TEXT PASSAGE
◆ ◆ ◆
Agility, says my dictionary, is the "ready ability to move with quick easy grace," and no modern Christian movement is more agile than evangelicalism. For would-be prophets, agility presents a problem: watch defensive ends try to predict a running back's next move on his way to the end zone, and you will begin to see how tricky it is to say anything about evangelicalism's next fifty years.

But agility is also a promise. Those who have adapted in the past may be poised to adapt to the future. So consider some clues from evangelicalism's past fifty years.

Evangelicalism adapted to modernity. The term "evangelical" was adopted by fundamentalists who had gone to places like Harvard and Yale and been impressed with the subtlety and potential of the modern project. Without entirely giving in to modernism (for contrast, see most any mainline Protestant denomination), they developed modern versions of the "fundamentals" of Christian faith, from biblical authority to salvation. "Just as there are natural laws, there are spiritual laws"—four, to be precise, according to Campus Crusade's booklet that "presented the gospel" to countless modern college students. In the age of science and technology that followed the Second World War, prepositional and linear thought was prized, and evangelicals had plenty to spare. Meanwhile, evangelical missionaries rode the wave of technology all over the world. Looking back, the transition from the quiet backwaters of rural fundamentalism to modern evangelicalism is stunning.
◆ ◆ ◆
DATA SECTION
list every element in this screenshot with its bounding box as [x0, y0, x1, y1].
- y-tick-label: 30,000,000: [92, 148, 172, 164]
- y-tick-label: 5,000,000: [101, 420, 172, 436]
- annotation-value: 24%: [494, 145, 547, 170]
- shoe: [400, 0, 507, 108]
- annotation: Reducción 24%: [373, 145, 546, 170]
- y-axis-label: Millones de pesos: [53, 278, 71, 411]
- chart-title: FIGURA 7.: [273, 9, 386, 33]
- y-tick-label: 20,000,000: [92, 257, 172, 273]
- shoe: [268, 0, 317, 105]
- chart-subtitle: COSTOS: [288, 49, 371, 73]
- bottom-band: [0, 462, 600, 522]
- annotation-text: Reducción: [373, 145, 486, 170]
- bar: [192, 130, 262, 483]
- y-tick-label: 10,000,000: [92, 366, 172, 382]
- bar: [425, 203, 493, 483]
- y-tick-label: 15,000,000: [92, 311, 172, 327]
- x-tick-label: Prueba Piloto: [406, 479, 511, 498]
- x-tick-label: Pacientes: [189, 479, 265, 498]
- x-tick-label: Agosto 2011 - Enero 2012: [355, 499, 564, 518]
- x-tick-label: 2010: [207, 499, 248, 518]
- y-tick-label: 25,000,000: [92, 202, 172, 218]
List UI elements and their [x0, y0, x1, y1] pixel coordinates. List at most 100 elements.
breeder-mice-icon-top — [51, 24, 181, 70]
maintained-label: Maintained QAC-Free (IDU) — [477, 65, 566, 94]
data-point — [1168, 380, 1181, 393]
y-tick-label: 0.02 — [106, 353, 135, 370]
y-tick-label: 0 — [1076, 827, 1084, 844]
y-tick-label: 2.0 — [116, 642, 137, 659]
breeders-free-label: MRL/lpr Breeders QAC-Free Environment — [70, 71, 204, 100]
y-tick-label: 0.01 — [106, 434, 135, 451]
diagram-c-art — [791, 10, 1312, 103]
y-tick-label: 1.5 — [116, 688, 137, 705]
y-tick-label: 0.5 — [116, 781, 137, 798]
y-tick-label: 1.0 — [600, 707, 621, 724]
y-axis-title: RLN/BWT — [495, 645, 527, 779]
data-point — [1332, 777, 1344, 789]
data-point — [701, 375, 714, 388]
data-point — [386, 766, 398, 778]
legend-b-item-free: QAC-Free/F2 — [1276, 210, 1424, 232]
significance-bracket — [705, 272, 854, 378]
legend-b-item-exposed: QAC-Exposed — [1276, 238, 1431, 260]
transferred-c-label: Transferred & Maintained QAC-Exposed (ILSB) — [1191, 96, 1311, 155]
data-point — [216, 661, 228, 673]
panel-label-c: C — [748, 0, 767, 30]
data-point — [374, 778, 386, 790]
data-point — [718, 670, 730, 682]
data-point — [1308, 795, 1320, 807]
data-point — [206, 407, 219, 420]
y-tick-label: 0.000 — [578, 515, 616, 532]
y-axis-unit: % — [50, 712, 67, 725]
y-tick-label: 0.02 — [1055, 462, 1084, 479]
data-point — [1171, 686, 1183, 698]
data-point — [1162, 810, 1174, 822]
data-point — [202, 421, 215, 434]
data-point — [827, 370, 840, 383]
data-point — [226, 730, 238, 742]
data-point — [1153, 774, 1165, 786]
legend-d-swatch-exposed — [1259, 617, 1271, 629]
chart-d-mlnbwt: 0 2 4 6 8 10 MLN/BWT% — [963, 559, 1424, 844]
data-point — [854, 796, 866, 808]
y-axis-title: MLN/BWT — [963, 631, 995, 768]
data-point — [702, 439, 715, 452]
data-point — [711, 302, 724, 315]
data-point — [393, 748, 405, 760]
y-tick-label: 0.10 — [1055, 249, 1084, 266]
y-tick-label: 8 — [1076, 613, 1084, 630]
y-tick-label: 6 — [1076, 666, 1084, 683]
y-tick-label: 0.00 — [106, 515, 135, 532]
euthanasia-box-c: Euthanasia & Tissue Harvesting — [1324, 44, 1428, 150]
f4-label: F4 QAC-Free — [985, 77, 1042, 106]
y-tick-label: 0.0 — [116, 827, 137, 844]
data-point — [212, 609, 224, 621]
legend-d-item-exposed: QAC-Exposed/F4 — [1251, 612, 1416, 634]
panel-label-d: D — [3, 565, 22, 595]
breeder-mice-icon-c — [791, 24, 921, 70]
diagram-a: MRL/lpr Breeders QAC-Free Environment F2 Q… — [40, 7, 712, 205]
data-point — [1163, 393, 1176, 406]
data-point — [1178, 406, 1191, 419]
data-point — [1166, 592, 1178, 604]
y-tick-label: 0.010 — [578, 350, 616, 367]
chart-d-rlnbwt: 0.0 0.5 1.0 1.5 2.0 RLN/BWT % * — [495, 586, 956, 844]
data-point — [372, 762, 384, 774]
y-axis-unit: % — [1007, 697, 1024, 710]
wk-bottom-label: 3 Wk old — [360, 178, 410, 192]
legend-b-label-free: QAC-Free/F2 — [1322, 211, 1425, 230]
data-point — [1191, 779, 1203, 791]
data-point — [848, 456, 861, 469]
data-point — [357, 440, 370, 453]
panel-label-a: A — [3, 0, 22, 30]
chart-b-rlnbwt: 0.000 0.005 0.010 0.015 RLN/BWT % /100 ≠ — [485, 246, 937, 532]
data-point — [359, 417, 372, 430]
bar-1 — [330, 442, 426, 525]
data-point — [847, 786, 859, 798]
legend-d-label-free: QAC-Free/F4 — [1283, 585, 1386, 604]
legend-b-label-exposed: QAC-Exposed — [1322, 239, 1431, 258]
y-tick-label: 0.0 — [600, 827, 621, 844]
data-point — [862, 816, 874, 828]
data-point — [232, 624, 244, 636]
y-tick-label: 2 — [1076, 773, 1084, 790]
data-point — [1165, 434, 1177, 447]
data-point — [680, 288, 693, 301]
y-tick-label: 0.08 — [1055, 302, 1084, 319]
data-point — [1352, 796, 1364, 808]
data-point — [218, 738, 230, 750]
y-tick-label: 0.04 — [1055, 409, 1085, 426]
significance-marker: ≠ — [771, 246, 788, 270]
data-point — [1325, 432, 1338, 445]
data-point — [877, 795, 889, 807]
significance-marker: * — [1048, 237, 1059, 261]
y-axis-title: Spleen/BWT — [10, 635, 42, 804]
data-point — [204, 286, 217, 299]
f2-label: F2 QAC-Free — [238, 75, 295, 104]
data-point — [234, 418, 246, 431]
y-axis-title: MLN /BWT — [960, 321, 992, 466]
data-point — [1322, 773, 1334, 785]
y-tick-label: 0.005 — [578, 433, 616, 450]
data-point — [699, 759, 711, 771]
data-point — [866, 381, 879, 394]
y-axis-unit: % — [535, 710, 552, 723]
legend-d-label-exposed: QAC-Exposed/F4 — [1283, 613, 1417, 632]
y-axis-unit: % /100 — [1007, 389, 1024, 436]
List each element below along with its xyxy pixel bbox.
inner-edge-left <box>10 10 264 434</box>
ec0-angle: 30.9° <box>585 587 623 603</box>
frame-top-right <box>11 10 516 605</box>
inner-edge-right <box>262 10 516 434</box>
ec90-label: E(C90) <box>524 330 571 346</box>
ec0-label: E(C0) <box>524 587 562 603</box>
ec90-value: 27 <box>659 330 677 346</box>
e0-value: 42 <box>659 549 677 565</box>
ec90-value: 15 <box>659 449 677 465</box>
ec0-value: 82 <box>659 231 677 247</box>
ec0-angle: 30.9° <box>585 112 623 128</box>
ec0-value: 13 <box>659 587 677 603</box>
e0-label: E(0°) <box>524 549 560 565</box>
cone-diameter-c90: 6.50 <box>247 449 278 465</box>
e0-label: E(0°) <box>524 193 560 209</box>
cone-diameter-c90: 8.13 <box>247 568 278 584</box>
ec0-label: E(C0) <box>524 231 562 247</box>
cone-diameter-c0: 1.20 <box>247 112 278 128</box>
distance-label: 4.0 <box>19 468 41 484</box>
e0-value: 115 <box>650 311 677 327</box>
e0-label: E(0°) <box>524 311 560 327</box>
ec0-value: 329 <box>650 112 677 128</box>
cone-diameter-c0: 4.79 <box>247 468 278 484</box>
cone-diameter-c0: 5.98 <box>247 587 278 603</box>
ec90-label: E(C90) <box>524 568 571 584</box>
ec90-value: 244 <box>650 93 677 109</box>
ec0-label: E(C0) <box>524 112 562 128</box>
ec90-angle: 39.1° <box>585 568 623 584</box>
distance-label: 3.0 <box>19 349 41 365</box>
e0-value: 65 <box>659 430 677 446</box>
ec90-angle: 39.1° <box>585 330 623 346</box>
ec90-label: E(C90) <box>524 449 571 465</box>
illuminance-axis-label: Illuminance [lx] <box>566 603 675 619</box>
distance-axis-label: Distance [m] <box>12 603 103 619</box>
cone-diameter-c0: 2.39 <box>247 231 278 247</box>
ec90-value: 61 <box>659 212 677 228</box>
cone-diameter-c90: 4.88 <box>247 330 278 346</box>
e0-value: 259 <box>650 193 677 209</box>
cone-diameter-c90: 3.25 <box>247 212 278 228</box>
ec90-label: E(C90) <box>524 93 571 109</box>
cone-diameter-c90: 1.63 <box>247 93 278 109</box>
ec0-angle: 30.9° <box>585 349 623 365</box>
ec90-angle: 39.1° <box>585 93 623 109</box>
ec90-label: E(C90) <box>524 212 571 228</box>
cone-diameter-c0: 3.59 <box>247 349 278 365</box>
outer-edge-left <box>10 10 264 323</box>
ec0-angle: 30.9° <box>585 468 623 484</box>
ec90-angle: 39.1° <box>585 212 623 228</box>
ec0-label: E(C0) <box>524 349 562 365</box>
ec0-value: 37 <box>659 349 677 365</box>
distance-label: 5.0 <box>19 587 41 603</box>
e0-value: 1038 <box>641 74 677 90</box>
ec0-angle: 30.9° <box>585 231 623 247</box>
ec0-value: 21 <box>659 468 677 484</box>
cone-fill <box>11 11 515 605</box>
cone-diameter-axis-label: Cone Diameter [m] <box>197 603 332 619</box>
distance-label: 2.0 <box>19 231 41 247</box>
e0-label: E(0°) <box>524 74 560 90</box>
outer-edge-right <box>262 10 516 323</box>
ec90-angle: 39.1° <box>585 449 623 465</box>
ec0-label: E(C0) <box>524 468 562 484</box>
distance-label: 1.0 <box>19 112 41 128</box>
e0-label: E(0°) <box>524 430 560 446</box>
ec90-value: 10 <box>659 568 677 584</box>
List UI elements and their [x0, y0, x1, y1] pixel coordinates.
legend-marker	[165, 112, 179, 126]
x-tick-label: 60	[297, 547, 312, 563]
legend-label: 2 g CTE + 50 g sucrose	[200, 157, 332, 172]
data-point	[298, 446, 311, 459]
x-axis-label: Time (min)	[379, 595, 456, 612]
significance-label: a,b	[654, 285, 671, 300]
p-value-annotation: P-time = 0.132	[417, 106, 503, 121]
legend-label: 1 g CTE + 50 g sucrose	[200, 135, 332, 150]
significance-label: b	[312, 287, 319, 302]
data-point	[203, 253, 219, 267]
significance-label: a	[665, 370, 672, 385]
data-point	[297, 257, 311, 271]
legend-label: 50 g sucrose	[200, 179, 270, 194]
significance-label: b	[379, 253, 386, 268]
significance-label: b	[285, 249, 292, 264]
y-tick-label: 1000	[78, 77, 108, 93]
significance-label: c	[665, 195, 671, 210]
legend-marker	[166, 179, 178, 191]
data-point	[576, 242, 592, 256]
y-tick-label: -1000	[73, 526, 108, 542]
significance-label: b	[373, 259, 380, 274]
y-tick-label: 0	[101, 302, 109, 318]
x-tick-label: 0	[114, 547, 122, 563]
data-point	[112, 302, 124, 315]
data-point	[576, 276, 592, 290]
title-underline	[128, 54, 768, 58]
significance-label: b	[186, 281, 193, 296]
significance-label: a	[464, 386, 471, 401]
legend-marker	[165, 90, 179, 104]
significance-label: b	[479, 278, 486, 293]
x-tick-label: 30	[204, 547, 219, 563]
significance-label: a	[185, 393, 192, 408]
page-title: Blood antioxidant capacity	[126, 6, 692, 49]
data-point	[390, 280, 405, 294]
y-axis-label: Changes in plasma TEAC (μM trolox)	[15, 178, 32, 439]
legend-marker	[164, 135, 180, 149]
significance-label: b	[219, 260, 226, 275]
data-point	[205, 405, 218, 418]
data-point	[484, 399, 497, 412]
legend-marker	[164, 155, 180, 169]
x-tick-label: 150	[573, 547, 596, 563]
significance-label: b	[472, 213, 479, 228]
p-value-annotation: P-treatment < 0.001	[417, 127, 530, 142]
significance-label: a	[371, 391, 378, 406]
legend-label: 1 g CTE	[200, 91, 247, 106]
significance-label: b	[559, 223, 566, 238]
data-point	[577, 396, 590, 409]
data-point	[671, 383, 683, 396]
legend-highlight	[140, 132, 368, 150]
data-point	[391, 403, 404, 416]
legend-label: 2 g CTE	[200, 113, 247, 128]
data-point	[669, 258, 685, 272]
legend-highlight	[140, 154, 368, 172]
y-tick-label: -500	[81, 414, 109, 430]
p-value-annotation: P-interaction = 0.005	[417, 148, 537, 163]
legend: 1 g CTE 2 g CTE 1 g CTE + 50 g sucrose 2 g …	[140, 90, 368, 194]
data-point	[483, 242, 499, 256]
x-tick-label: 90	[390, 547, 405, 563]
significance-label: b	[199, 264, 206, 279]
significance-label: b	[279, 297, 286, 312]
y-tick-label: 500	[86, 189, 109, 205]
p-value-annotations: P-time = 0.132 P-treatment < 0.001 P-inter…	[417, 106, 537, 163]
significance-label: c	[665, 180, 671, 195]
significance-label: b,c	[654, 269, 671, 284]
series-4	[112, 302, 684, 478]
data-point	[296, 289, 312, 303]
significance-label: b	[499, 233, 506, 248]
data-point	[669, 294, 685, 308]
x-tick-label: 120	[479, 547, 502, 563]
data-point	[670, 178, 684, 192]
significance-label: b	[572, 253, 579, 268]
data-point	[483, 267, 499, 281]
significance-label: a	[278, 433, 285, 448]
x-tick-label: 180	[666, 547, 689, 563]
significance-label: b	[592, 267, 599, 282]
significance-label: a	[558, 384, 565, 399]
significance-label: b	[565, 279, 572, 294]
◆ ◆ ◆
WRITTEN INSTRUCTION 1
Return the portion of the passage on evangelicalism between "But agility is" and "past fifty years.", inclusive.
WRITTEN INSTRUCTION 2
In the passage on evangelicalism, who adopted the term "evangelical"?
WRITTEN INSTRUCTION 3
Render this sentence from the passage on evangelicalism in Spanish: "Those who have adapted in the past may be poised to adapt to the future."
The records are separate material with no connection to the passage on evangelicalism.

RESPONSE 1
But agility is also a promise. Those who have adapted in the past may be poised to adapt to the future. So consider some clues from evangelicalism's past fifty years.

RESPONSE 2
Fundamentalists who had gone to places like Harvard and Yale and been impressed with the subtlety and potential of the modern project.

RESPONSE 3
Quienes se han adaptado en el pasado pueden estar preparados para adaptarse al futuro.